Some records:
========================================

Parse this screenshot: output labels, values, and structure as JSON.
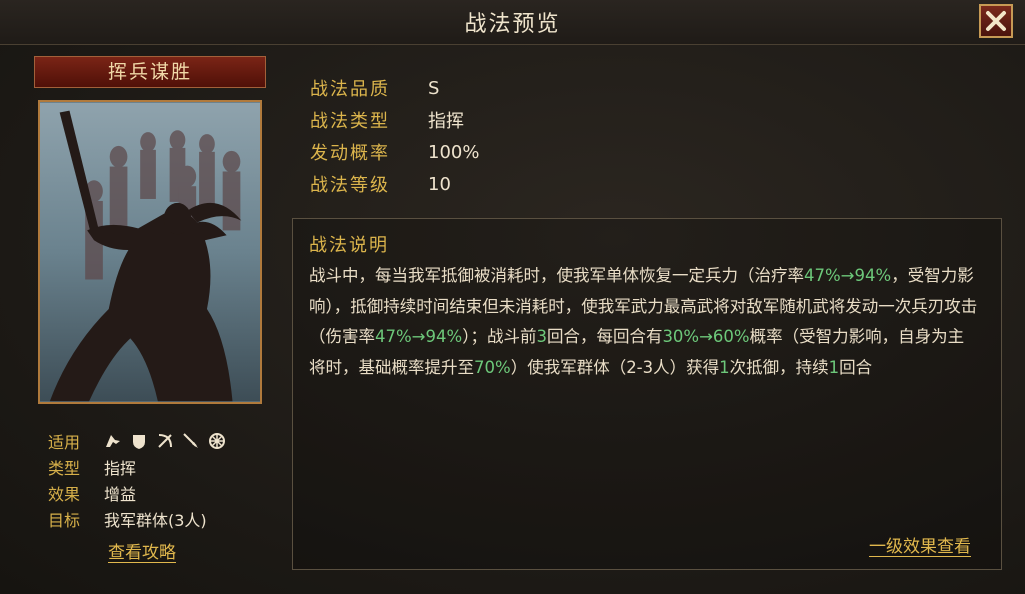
{
  "window": {
    "title": "战法预览"
  },
  "skill": {
    "name": "挥兵谋胜",
    "quality_label": "战法品质",
    "quality": "S",
    "type_label": "战法类型",
    "type": "指挥",
    "chance_label": "发动概率",
    "chance": "100%",
    "level_label": "战法等级",
    "level": "10"
  },
  "meta": {
    "applicable_label": "适用",
    "type_label": "类型",
    "type": "指挥",
    "effect_label": "效果",
    "effect": "增益",
    "target_label": "目标",
    "target": "我军群体(3人)",
    "troop_icons": [
      "cavalry-icon",
      "shield-icon",
      "bow-icon",
      "spear-icon",
      "wheel-icon"
    ]
  },
  "description": {
    "title": "战法说明",
    "segments": [
      {
        "t": "战斗中，每当我军抵御被消耗时，使我军单体恢复一定兵力（治疗率"
      },
      {
        "t": "47%→94%",
        "hl": true
      },
      {
        "t": "，受智力影响），抵御持续时间结束但未消耗时，使我军武力最高武将对敌军随机武将发动一次兵刃攻击（伤害率"
      },
      {
        "t": "47%→94%",
        "hl": true
      },
      {
        "t": "）；战斗前"
      },
      {
        "t": "3",
        "hl": true
      },
      {
        "t": "回合，每回合有"
      },
      {
        "t": "30%→60%",
        "hl": true
      },
      {
        "t": "概率（受智力影响，自身为主将时，基础概率提升至"
      },
      {
        "t": "70%",
        "hl": true
      },
      {
        "t": "）使我军群体（2-3人）获得"
      },
      {
        "t": "1",
        "hl": true
      },
      {
        "t": "次抵御，持续"
      },
      {
        "t": "1",
        "hl": true
      },
      {
        "t": "回合"
      }
    ]
  },
  "links": {
    "guide": "查看攻略",
    "level1_effect": "一级效果查看"
  },
  "colors": {
    "gold": "#dcb54c",
    "highlight": "#6dc87a",
    "red": "#7a2416"
  }
}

========================================

* [Your instructions]: Every line is to be duplicated exactly, though pictures stay out.

* [Task result]:
Parse this screenshot: output labels, values, and structure as JSON.
{
  "window": {
    "title": "战法预览"
  },
  "skill": {
    "name": "挥兵谋胜",
    "quality_label": "战法品质",
    "quality": "S",
    "type_label": "战法类型",
    "type": "指挥",
    "chance_label": "发动概率",
    "chance": "100%",
    "level_label": "战法等级",
    "level": "10"
  },
  "meta": {
    "applicable_label": "适用",
    "type_label": "类型",
    "type": "指挥",
    "effect_label": "效果",
    "effect": "增益",
    "target_label": "目标",
    "target": "我军群体(3人)",
    "troop_icons": [
      "cavalry-icon",
      "shield-icon",
      "bow-icon",
      "spear-icon",
      "wheel-icon"
    ]
  },
  "description": {
    "title": "战法说明",
    "segments": [
      {
        "t": "战斗中，每当我军抵御被消耗时，使我军单体恢复一定兵力（治疗率"
      },
      {
        "t": "47%→94%",
        "hl": true
      },
      {
        "t": "，受智力影响），抵御持续时间结束但未消耗时，使我军武力最高武将对敌军随机武将发动一次兵刃攻击（伤害率"
      },
      {
        "t": "47%→94%",
        "hl": true
      },
      {
        "t": "）；战斗前"
      },
      {
        "t": "3",
        "hl": true
      },
      {
        "t": "回合，每回合有"
      },
      {
        "t": "30%→60%",
        "hl": true
      },
      {
        "t": "概率（受智力影响，自身为主将时，基础概率提升至"
      },
      {
        "t": "70%",
        "hl": true
      },
      {
        "t": "）使我军群体（2-3人）获得"
      },
      {
        "t": "1",
        "hl": true
      },
      {
        "t": "次抵御，持续"
      },
      {
        "t": "1",
        "hl": true
      },
      {
        "t": "回合"
      }
    ]
  },
  "links": {
    "guide": "查看攻略",
    "level1_effect": "一级效果查看"
  },
  "colors": {
    "gold": "#dcb54c",
    "highlight": "#6dc87a",
    "red": "#7a2416"
  }
}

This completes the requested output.